• [EXERCISE OBJECTIVE]:
Copy out the records below with each "count-label" changed to "count-badge" and nothing else altered.

• [DATASET RECORDS]:
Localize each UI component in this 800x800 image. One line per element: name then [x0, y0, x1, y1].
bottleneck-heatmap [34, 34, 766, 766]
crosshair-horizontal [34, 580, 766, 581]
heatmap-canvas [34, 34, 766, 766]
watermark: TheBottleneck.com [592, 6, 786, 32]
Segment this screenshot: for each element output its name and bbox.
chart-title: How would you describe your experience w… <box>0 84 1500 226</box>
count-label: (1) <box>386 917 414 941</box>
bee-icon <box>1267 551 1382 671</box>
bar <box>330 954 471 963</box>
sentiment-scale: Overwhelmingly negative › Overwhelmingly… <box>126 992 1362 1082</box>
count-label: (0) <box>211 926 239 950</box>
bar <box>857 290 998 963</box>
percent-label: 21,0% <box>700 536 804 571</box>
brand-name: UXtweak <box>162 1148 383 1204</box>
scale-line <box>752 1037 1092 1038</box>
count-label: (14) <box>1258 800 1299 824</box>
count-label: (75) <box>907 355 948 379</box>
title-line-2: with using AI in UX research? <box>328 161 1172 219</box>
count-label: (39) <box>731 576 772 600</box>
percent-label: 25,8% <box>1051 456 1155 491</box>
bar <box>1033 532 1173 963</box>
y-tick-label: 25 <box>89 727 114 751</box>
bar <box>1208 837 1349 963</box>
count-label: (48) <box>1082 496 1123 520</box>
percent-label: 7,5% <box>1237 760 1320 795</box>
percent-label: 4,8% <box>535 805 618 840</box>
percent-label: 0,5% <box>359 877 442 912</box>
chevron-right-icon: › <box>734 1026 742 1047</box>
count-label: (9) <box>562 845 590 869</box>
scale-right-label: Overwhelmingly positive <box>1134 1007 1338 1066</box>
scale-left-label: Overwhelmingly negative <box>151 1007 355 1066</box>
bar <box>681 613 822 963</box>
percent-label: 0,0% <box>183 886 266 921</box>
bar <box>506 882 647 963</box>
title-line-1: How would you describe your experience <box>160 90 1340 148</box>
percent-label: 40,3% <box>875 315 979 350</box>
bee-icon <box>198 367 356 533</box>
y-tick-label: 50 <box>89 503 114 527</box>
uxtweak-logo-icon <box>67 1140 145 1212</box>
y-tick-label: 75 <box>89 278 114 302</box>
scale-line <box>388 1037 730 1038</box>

• [REPLY TO THE TASK]:
Localize each UI component in this 800x800 image. One line per element: name then [x0, y0, x1, y1].
bottleneck-heatmap [34, 34, 766, 766]
crosshair-horizontal [34, 580, 766, 581]
heatmap-canvas [34, 34, 766, 766]
watermark: TheBottleneck.com [592, 6, 786, 32]
Segment this screenshot: for each element output its name and bbox.
chart-title: How would you describe your experience w… <box>0 84 1500 226</box>
count-badge: (1) <box>386 917 414 941</box>
bee-icon <box>1267 551 1382 671</box>
bar <box>330 954 471 963</box>
sentiment-scale: Overwhelmingly negative › Overwhelmingly… <box>126 992 1362 1082</box>
count-badge: (0) <box>211 926 239 950</box>
bar <box>857 290 998 963</box>
percent-label: 21,0% <box>700 536 804 571</box>
brand-name: UXtweak <box>162 1148 383 1204</box>
scale-line <box>752 1037 1092 1038</box>
count-badge: (14) <box>1258 800 1299 824</box>
count-badge: (75) <box>907 355 948 379</box>
title-line-2: with using AI in UX research? <box>328 161 1172 219</box>
count-badge: (39) <box>731 576 772 600</box>
percent-label: 25,8% <box>1051 456 1155 491</box>
bar <box>1033 532 1173 963</box>
y-tick-label: 25 <box>89 727 114 751</box>
bar <box>1208 837 1349 963</box>
count-badge: (48) <box>1082 496 1123 520</box>
percent-label: 7,5% <box>1237 760 1320 795</box>
percent-label: 4,8% <box>535 805 618 840</box>
percent-label: 0,5% <box>359 877 442 912</box>
chevron-right-icon: › <box>734 1026 742 1047</box>
count-badge: (9) <box>562 845 590 869</box>
scale-right-label: Overwhelmingly positive <box>1134 1007 1338 1066</box>
scale-left-label: Overwhelmingly negative <box>151 1007 355 1066</box>
bar <box>681 613 822 963</box>
percent-label: 0,0% <box>183 886 266 921</box>
bar <box>506 882 647 963</box>
title-line-1: How would you describe your experience <box>160 90 1340 148</box>
percent-label: 40,3% <box>875 315 979 350</box>
bee-icon <box>198 367 356 533</box>
y-tick-label: 50 <box>89 503 114 527</box>
uxtweak-logo-icon <box>67 1140 145 1212</box>
y-tick-label: 75 <box>89 278 114 302</box>
scale-line <box>388 1037 730 1038</box>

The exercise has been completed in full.